» DIRECTION:
Each line that holds the word "muốn" counts once; report the total and nothing else.

» INPUT:
============

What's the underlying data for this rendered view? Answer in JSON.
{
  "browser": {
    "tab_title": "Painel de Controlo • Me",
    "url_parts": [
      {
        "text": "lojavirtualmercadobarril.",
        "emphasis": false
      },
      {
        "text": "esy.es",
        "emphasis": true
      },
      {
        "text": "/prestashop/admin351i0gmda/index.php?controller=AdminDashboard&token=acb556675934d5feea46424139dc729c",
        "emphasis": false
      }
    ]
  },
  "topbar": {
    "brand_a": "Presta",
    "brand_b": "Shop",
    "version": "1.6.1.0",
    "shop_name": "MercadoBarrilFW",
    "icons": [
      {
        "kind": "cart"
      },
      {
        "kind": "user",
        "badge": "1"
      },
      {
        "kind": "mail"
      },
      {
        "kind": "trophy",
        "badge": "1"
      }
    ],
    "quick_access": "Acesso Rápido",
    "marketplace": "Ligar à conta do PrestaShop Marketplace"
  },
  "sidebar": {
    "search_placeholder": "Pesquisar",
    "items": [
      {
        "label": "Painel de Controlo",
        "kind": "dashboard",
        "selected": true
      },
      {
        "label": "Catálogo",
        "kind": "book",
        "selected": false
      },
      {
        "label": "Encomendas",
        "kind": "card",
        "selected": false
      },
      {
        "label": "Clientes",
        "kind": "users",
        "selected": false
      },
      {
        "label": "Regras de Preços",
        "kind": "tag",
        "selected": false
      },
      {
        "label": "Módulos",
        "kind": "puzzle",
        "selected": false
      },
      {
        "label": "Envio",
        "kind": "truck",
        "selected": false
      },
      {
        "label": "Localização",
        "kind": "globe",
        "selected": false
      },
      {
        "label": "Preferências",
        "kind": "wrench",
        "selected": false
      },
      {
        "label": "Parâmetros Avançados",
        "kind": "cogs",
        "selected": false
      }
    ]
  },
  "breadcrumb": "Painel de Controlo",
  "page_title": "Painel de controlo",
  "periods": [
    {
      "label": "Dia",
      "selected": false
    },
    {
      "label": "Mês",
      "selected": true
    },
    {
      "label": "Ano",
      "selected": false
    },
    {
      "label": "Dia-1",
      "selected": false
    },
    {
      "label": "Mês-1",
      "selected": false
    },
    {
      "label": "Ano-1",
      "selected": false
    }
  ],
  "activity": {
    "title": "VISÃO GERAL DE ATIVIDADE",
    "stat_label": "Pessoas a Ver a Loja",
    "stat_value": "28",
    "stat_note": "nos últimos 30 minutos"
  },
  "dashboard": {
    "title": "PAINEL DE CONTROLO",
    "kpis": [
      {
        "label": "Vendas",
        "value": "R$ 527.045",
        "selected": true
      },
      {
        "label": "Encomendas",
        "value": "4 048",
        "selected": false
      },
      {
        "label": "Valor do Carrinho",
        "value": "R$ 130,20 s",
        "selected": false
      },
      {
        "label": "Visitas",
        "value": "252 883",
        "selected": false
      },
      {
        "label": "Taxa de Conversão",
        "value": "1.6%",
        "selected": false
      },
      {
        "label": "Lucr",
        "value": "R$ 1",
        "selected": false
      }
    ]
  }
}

============

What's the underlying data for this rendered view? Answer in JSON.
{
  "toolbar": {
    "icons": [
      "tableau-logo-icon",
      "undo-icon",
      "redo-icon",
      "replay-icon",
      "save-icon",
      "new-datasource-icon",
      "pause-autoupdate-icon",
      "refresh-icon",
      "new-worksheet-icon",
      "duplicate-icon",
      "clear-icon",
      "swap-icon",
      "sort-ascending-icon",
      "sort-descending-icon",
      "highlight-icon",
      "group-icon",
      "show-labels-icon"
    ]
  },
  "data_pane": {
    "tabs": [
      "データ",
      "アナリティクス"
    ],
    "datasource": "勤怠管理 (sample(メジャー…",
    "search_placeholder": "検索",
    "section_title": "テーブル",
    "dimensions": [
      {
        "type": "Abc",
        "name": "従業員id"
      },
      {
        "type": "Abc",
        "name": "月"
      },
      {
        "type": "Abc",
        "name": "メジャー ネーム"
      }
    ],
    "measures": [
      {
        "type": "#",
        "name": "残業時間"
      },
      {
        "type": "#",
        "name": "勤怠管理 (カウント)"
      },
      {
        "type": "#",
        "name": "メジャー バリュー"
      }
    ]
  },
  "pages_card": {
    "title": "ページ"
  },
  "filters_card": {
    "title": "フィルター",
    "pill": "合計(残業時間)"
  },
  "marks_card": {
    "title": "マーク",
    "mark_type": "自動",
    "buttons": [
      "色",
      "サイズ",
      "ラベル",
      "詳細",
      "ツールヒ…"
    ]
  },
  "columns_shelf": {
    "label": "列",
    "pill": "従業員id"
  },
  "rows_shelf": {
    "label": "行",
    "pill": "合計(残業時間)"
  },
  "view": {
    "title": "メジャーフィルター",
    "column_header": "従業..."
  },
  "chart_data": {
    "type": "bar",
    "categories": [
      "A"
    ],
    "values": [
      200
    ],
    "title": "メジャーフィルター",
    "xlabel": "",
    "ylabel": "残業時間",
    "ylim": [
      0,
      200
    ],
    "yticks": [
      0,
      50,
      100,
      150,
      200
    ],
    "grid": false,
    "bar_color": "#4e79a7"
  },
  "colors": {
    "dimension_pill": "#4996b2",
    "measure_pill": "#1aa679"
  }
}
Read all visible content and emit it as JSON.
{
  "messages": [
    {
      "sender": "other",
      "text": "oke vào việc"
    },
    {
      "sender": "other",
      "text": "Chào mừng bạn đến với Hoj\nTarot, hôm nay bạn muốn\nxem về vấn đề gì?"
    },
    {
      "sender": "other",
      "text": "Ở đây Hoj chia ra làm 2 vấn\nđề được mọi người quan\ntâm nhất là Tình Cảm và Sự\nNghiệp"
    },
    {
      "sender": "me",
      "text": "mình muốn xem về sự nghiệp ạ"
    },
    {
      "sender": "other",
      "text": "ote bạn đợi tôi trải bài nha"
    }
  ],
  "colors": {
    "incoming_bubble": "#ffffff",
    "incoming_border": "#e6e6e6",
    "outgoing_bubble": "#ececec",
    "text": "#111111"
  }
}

============

» EXPECTED ANSWER:
2